Records for this task:
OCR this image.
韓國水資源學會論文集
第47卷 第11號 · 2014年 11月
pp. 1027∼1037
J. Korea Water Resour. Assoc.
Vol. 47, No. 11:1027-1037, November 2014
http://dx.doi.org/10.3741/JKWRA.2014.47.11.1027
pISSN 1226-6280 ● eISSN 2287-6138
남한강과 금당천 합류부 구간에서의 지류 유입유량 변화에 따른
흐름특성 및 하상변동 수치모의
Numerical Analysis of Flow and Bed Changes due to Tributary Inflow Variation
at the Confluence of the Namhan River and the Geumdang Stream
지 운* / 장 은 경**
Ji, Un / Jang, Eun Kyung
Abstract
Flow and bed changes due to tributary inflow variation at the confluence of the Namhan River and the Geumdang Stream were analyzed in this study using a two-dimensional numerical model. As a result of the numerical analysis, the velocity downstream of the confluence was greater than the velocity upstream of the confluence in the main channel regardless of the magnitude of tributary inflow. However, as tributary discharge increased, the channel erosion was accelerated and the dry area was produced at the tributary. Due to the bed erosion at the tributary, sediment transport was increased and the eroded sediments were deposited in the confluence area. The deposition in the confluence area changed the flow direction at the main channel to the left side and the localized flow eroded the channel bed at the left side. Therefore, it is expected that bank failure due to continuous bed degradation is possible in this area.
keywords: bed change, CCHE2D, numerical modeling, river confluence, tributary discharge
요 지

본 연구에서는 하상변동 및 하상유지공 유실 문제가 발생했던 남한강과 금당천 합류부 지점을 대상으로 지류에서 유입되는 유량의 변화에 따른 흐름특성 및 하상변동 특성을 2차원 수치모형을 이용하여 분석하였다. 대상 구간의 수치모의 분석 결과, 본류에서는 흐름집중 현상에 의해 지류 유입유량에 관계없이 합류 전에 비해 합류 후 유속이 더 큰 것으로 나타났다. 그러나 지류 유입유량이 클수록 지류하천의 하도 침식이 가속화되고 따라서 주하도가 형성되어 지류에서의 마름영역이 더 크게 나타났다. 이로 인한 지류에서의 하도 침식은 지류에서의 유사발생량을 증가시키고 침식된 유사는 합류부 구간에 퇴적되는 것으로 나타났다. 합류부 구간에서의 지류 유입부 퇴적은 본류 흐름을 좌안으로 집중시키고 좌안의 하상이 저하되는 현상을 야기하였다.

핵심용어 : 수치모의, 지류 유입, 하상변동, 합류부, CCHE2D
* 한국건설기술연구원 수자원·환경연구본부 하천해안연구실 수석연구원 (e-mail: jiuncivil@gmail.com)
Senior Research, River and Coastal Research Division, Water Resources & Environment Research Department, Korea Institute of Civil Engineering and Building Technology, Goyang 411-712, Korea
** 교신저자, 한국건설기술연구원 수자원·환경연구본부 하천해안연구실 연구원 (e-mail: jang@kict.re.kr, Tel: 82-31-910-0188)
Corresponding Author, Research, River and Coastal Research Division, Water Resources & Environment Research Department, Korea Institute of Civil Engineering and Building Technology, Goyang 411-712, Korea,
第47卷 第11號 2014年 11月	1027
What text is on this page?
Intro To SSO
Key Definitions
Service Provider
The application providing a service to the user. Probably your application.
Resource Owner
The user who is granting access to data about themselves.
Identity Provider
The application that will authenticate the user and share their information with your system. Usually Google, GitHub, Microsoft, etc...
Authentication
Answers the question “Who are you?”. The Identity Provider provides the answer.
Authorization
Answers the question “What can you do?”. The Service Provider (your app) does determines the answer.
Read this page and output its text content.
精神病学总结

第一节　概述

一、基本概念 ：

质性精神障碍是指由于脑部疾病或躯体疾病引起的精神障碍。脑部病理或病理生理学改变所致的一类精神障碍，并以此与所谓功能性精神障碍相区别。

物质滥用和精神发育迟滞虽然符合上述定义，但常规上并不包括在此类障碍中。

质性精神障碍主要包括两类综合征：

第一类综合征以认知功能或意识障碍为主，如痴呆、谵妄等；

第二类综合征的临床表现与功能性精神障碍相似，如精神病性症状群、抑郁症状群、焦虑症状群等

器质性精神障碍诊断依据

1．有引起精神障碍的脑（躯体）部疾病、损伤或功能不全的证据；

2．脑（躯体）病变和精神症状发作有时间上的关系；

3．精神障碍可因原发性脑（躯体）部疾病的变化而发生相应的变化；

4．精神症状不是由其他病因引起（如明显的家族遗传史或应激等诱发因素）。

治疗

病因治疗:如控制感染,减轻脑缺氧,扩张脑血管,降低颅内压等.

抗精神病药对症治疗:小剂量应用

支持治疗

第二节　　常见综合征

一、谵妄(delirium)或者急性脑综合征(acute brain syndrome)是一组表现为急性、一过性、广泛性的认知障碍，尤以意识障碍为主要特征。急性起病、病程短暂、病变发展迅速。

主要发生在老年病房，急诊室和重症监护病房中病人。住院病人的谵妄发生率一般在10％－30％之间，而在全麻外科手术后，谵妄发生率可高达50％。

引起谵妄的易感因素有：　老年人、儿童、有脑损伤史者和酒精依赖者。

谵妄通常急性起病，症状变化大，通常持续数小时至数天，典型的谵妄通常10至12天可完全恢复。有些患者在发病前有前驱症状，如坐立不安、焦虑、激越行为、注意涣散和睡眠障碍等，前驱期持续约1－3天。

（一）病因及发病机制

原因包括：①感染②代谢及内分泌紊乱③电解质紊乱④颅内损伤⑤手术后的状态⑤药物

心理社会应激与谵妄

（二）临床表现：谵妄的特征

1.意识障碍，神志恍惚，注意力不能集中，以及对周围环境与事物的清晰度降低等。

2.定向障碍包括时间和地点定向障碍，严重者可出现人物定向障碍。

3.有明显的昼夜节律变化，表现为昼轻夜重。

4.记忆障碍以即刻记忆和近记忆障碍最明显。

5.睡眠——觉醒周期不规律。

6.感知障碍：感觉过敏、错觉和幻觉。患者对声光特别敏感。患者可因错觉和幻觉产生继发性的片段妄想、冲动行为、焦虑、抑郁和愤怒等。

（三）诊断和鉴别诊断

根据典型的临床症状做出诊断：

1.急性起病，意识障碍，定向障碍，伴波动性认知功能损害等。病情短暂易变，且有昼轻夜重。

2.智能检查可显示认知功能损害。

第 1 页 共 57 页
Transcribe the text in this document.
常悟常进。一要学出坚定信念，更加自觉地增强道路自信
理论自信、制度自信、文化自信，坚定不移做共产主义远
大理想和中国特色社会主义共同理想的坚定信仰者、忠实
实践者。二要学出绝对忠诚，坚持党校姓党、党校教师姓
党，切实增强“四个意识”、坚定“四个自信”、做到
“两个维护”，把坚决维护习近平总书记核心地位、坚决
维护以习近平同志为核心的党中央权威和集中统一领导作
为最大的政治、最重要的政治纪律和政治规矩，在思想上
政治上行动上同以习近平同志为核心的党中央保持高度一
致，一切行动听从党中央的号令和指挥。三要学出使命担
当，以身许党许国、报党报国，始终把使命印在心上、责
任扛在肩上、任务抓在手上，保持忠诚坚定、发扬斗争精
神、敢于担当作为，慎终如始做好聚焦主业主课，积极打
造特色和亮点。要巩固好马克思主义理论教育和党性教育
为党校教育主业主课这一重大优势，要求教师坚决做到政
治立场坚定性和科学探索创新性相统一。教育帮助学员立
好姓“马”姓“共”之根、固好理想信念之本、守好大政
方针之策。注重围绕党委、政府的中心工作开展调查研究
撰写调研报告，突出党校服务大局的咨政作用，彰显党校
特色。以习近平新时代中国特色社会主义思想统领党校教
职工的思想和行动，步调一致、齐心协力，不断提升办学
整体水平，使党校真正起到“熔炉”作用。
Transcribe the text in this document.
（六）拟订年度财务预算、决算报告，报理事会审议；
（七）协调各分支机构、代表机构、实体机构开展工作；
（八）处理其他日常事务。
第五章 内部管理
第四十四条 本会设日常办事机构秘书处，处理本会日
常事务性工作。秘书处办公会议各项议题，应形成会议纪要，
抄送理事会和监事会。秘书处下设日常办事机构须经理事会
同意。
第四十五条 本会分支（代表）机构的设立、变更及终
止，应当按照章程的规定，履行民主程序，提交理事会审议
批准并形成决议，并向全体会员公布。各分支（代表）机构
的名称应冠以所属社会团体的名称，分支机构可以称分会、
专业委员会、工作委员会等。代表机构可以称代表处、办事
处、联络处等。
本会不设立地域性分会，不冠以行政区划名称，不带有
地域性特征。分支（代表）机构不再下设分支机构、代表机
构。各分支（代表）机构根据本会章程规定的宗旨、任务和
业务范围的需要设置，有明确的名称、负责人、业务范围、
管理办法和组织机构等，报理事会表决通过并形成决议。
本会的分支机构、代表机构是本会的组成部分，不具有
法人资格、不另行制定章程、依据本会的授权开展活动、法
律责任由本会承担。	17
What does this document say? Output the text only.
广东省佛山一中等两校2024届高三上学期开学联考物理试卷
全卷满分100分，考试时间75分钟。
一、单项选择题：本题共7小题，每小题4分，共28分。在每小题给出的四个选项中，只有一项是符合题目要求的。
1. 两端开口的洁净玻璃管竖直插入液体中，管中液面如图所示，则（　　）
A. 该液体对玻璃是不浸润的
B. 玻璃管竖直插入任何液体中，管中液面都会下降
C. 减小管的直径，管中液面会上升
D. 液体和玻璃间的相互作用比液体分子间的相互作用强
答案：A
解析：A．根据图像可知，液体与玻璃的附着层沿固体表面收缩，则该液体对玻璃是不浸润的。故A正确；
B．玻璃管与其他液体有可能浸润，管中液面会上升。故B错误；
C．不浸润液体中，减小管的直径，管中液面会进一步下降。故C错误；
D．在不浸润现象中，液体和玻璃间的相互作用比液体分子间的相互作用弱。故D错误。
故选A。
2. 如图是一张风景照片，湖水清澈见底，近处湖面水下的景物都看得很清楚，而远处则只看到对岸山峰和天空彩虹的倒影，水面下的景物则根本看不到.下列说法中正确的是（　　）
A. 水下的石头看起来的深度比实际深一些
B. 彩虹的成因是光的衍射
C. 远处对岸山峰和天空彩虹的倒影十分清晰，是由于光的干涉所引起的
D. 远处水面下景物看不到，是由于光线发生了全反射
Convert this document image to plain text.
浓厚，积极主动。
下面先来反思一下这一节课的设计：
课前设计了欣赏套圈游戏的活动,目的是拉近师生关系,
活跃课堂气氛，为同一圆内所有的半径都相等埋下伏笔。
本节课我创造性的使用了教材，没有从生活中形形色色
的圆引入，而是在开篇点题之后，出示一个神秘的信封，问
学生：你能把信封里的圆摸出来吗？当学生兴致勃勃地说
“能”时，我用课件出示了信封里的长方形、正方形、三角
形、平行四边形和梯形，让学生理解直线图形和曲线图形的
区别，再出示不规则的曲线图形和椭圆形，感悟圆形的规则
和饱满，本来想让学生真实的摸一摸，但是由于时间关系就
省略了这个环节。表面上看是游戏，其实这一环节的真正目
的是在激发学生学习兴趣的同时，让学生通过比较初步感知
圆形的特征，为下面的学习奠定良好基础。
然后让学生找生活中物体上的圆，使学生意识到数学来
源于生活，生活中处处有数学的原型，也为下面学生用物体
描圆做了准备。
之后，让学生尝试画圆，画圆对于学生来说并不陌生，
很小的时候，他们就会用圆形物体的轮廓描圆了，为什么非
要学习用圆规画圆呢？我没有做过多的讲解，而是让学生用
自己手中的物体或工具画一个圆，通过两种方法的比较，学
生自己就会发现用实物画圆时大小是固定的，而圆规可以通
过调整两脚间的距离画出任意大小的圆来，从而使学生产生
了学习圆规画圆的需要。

Instructions for the task: Write out, word for word, the line containing "Convert this document image to plain text." and every line after it to the end of the data above.

Completed task:
Convert this document image to plain text.
浓厚，积极主动。
下面先来反思一下这一节课的设计：
课前设计了欣赏套圈游戏的活动,目的是拉近师生关系,
活跃课堂气氛，为同一圆内所有的半径都相等埋下伏笔。
本节课我创造性的使用了教材，没有从生活中形形色色
的圆引入，而是在开篇点题之后，出示一个神秘的信封，问
学生：你能把信封里的圆摸出来吗？当学生兴致勃勃地说
“能”时，我用课件出示了信封里的长方形、正方形、三角
形、平行四边形和梯形，让学生理解直线图形和曲线图形的
区别，再出示不规则的曲线图形和椭圆形，感悟圆形的规则
和饱满，本来想让学生真实的摸一摸，但是由于时间关系就
省略了这个环节。表面上看是游戏，其实这一环节的真正目
的是在激发学生学习兴趣的同时，让学生通过比较初步感知
圆形的特征，为下面的学习奠定良好基础。
然后让学生找生活中物体上的圆，使学生意识到数学来
源于生活，生活中处处有数学的原型，也为下面学生用物体
描圆做了准备。
之后，让学生尝试画圆，画圆对于学生来说并不陌生，
很小的时候，他们就会用圆形物体的轮廓描圆了，为什么非
要学习用圆规画圆呢？我没有做过多的讲解，而是让学生用
自己手中的物体或工具画一个圆，通过两种方法的比较，学
生自己就会发现用实物画圆时大小是固定的，而圆规可以通
过调整两脚间的距离画出任意大小的圆来，从而使学生产生
了学习圆规画圆的需要。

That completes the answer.